--- START ITEMS ---

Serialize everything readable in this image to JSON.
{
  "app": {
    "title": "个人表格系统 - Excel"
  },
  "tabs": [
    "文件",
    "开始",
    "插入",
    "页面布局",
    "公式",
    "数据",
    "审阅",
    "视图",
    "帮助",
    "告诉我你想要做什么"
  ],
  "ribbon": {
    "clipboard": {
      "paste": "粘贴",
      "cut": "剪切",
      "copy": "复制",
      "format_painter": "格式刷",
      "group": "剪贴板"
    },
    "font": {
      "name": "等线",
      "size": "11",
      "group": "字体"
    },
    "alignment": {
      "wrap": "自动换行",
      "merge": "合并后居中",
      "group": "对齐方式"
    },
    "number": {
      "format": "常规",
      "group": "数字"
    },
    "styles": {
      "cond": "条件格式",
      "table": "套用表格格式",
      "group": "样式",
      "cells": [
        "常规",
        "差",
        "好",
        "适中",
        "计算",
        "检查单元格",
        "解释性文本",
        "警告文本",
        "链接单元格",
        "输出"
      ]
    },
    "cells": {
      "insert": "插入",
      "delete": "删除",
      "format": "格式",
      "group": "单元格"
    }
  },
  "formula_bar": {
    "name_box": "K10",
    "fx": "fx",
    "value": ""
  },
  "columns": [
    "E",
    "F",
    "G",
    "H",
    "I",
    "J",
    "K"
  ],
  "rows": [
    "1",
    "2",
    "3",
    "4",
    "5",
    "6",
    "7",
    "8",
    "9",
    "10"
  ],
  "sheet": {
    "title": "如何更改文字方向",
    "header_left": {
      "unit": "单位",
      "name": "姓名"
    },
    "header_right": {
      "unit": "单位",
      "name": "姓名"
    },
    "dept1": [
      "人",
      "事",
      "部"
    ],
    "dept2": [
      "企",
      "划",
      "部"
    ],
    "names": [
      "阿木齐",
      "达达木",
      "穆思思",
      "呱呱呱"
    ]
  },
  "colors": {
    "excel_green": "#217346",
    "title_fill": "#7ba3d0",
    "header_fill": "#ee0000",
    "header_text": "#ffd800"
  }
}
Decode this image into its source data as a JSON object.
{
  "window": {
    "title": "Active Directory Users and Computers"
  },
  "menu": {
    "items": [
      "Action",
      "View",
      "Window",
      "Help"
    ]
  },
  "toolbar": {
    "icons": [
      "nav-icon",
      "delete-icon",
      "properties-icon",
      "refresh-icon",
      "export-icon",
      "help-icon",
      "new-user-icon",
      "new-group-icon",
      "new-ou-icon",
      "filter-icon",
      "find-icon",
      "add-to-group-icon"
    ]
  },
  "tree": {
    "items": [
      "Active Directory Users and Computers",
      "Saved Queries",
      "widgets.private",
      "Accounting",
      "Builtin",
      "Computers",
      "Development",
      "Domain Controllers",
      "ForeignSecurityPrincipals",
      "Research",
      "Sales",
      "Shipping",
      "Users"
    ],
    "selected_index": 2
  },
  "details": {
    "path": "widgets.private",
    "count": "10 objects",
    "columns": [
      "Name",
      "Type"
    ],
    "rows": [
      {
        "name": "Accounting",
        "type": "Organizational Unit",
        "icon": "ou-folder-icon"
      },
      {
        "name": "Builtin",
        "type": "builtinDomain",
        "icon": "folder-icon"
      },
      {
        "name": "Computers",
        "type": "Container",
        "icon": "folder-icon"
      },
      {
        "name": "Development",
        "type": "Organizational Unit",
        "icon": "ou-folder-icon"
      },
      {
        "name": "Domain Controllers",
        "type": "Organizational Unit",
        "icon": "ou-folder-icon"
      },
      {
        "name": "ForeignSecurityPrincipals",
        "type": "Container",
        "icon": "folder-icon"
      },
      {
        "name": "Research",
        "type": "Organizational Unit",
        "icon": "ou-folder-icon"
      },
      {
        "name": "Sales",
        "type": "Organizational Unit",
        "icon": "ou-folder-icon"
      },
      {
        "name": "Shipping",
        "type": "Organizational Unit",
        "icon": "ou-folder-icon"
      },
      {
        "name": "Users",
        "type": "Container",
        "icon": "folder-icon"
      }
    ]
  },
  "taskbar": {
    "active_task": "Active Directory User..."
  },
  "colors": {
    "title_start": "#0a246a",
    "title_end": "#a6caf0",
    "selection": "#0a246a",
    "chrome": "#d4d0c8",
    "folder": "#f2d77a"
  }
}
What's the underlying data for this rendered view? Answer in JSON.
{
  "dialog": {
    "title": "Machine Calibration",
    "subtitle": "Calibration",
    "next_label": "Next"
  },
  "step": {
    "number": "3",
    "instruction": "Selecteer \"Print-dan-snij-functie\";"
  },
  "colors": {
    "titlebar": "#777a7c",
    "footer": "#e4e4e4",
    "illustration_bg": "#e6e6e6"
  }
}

--- END ITEMS ---

- **YOUR INSTRUCTIONS**:
From the line containing "What's the underlying" to the last line of the material, please quote every line exactly and only those.

- **SOLUTION TO THE EXERCISE**:
What's the underlying data for this rendered view? Answer in JSON.
{
  "dialog": {
    "title": "Machine Calibration",
    "subtitle": "Calibration",
    "next_label": "Next"
  },
  "step": {
    "number": "3",
    "instruction": "Selecteer \"Print-dan-snij-functie\";"
  },
  "colors": {
    "titlebar": "#777a7c",
    "footer": "#e4e4e4",
    "illustration_bg": "#e6e6e6"
  }
}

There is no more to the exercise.